Task requirements: Could you arrange the lines from the one containing "Patent image size: (1353, 1148)." up to and including the one containing "The MUT 110 is at (768, 631)." as a two-column CSV with the columns description and locations? Put the description text and its answer in one row, each in a single quoted field with line breaks replaced by spaces.

Input material:
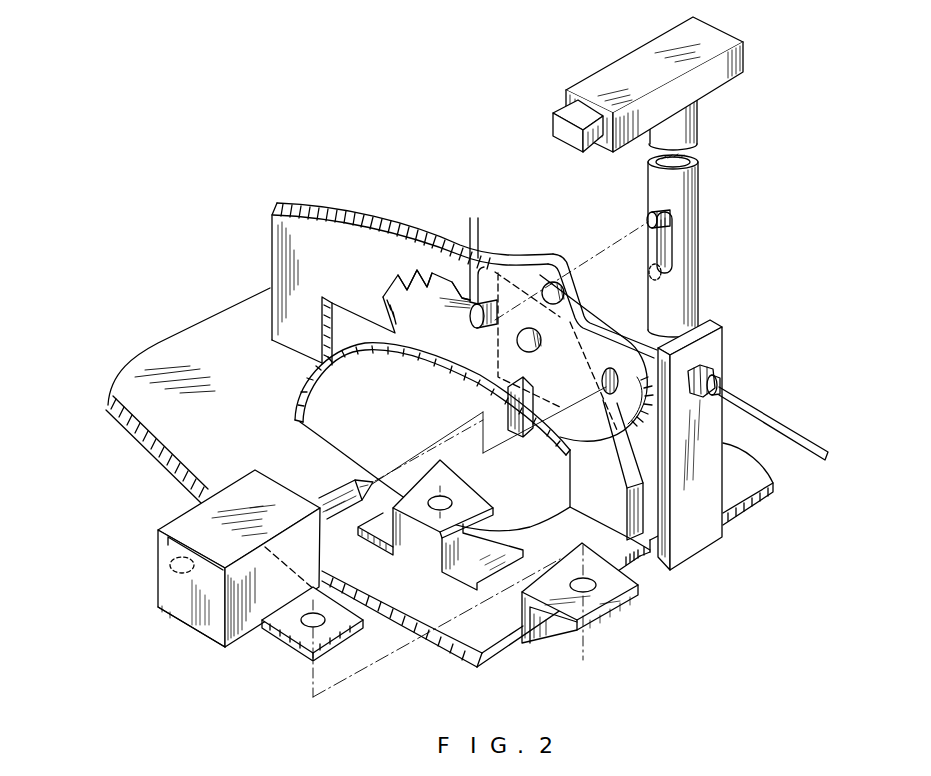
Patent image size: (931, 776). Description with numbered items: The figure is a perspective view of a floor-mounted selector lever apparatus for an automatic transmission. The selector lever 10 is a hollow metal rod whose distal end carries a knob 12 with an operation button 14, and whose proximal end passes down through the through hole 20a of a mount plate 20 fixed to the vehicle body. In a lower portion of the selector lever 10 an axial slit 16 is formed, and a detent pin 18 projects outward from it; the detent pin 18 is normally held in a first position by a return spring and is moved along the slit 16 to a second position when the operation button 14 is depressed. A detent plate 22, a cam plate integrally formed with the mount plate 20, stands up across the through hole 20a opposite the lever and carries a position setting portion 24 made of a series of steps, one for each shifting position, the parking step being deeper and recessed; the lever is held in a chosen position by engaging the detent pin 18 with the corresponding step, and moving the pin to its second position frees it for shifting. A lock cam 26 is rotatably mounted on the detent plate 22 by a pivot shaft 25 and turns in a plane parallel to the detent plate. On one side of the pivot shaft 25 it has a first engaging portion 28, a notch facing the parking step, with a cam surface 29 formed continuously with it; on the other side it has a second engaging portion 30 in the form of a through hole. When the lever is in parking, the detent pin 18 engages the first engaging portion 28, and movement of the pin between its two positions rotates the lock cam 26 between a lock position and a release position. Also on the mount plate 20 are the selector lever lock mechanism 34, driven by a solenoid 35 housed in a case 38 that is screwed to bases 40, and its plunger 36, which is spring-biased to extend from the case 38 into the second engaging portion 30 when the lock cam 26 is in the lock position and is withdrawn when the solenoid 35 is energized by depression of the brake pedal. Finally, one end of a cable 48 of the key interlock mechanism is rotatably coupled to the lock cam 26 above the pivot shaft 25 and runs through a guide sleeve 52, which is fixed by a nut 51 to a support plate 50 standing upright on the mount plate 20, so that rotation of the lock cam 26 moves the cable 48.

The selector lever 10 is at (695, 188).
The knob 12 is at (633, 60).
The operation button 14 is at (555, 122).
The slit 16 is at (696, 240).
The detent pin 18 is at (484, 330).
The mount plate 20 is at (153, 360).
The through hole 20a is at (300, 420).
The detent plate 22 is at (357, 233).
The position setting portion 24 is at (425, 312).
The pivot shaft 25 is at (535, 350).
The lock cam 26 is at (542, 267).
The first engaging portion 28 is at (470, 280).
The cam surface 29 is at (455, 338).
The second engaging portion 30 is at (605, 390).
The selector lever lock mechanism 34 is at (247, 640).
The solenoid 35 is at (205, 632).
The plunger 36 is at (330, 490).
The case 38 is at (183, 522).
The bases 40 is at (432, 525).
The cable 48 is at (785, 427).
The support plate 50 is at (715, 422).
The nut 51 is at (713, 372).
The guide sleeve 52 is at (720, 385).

* * *

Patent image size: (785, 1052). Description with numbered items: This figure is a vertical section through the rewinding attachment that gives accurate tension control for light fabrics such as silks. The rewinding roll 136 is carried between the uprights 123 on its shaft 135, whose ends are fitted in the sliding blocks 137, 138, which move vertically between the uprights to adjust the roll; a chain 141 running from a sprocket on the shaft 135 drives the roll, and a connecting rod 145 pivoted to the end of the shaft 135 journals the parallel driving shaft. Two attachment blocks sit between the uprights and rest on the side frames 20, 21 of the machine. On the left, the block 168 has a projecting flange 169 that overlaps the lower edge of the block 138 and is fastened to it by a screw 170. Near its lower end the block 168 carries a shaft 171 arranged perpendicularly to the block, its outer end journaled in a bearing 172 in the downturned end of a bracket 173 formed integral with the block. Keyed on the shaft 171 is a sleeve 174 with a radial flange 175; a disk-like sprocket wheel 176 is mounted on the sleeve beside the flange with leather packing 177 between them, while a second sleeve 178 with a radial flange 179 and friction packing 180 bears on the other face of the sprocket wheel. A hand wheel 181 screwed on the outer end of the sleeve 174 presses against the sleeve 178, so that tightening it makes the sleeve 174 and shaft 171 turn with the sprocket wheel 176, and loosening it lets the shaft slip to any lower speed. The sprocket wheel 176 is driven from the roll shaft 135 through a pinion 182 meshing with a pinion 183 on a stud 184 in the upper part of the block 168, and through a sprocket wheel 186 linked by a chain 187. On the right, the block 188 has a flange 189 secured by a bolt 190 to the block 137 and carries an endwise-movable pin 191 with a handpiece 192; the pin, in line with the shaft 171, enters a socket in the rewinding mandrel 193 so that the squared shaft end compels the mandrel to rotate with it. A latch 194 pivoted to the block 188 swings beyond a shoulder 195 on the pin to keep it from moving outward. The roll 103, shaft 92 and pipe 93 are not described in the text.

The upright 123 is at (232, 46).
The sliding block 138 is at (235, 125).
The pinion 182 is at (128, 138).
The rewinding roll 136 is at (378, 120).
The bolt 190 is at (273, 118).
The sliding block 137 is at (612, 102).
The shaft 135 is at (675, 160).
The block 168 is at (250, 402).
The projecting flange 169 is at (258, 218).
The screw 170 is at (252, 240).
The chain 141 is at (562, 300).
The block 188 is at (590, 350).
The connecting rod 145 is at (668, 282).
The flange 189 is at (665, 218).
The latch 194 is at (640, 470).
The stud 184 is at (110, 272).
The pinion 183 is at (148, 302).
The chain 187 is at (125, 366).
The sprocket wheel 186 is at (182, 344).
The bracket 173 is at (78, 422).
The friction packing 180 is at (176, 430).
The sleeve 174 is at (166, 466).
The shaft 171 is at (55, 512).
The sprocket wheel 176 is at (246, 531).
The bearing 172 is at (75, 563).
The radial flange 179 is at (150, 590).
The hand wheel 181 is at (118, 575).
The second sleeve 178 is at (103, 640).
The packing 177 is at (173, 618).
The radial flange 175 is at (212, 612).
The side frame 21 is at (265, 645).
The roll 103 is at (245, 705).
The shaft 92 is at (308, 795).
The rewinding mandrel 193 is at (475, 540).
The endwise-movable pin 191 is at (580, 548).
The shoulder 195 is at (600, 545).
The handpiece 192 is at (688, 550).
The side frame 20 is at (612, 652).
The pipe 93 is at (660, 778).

* * *

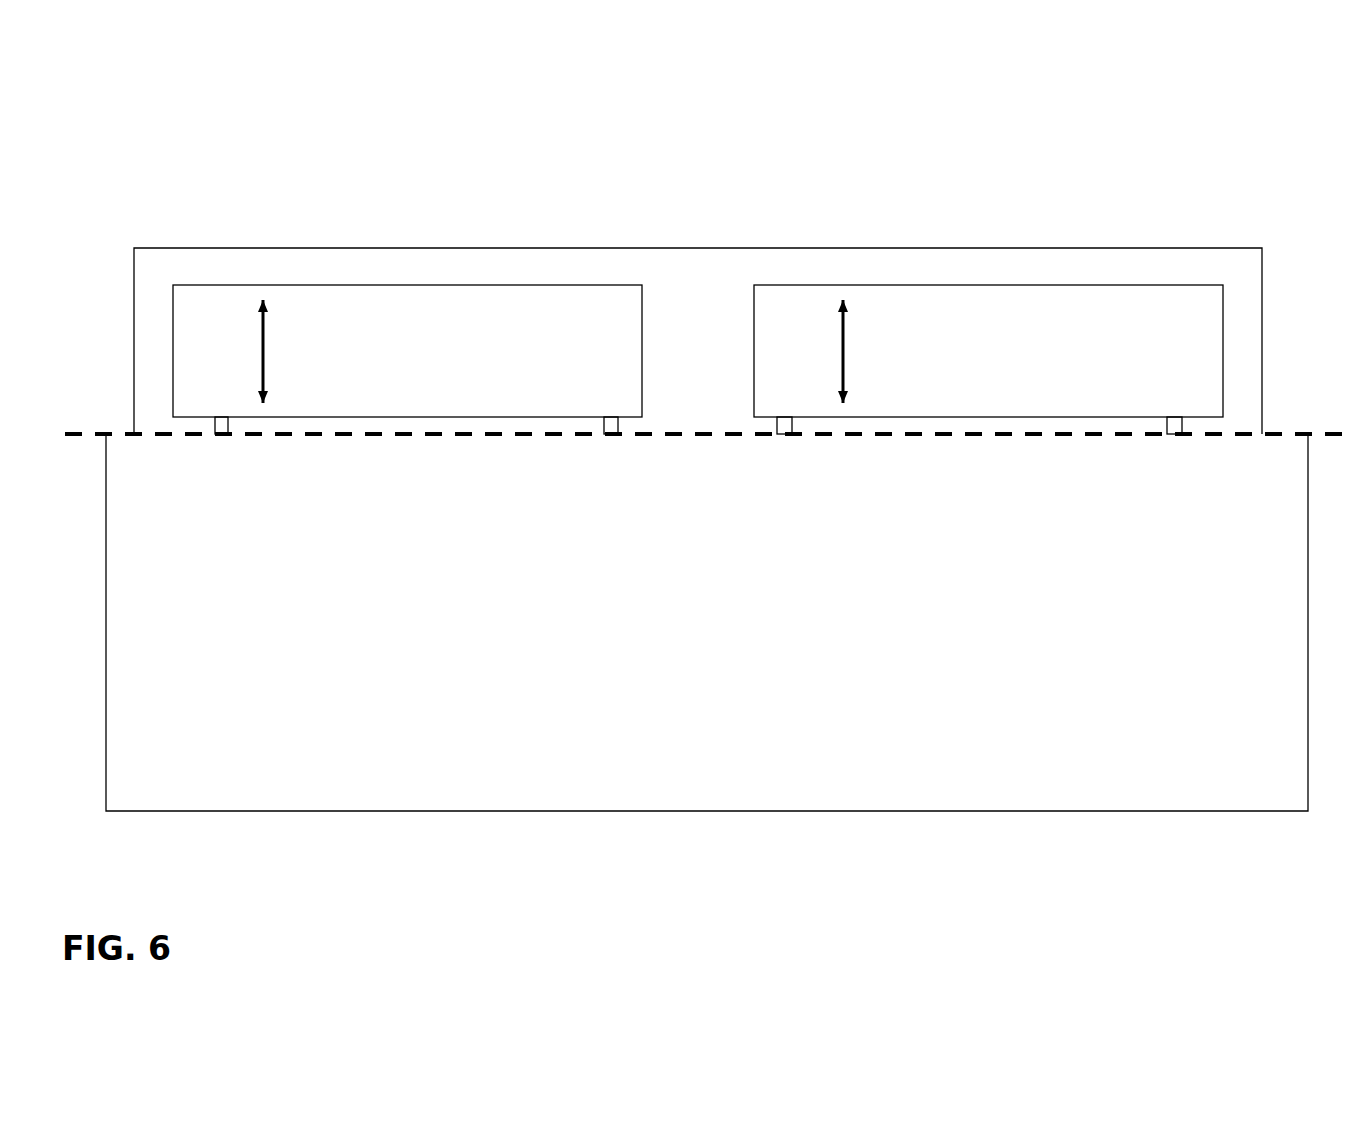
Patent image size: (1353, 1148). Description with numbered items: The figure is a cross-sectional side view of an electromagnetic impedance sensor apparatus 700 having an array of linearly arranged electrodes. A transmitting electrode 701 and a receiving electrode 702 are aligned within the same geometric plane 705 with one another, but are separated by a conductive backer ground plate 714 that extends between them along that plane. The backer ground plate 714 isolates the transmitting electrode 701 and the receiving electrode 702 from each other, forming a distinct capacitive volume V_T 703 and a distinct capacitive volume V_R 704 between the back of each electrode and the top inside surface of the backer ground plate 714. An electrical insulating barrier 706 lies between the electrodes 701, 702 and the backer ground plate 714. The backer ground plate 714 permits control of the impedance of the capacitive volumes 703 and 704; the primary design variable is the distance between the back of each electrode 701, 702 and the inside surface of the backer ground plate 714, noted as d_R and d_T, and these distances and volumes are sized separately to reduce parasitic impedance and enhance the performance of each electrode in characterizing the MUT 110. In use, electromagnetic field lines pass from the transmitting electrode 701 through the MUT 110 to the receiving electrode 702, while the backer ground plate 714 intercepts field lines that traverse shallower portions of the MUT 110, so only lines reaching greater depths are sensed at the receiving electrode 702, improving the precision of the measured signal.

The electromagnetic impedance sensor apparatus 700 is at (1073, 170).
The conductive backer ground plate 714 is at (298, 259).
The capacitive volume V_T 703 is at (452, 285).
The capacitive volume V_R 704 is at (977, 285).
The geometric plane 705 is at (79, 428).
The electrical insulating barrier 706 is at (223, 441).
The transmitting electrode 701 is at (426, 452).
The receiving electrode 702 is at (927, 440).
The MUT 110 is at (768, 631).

The response:
description,locations
"Patent image size: (1353, 1148). Description with numbered items: The figure is a cross-sectional side view of an electromagnetic impedance sensor apparatus 700 having an array of linearly arranged electrodes. A transmitting electrode 701 and a receiving electrode 702 are aligned within the same geometric plane 705 with one another, but are separated by a conductive backer ground plate 714 that extends between them along that plane. The backer ground plate 714 isolates the transmitting electrode 701 and the receiving electrode 702 from each other, forming a distinct capacitive volume V_T 703 and a distinct capacitive volume V_R 704 between the back of each electrode and the top inside surface of the backer ground plate 714. An electrical insulating barrier 706 lies between the electrodes 701, 702 and the backer ground plate 714. The backer ground plate 714 permits control of the impedance of the capacitive volumes 703 and 704; the primary design variable is the distance between the back of each electrode 701, 702 and the inside surface of the backer ground plate 714, noted as d_R and d_T, and these distances and volumes are sized separately to reduce parasitic impedance and enhance the performance of each electrode in characterizing the MUT 110. In use, electromagnetic field lines pass from the transmitting electrode 701 through the MUT 110 to the receiving electrode 702, while the backer ground plate 714 intercepts field lines that traverse shallower portions of the MUT 110, so only lines reaching greater depths are sensed at the receiving electrode 702, improving the precision of the measured signal.","The electromagnetic impedance sensor apparatus 700 is at (1073, 170). The conductive backer ground plate 714 is at (298, 259). The capacitive volume V_T 703 is at (452, 285). The capacitive volume V_R 704 is at (977, 285). The geometric plane 705 is at (79, 428). The electrical insulating barrier 706 is at (223, 441). The transmitting electrode 701 is at (426, 452). The receiving electrode 702 is at (927, 440). The MUT 110 is at (768, 631)."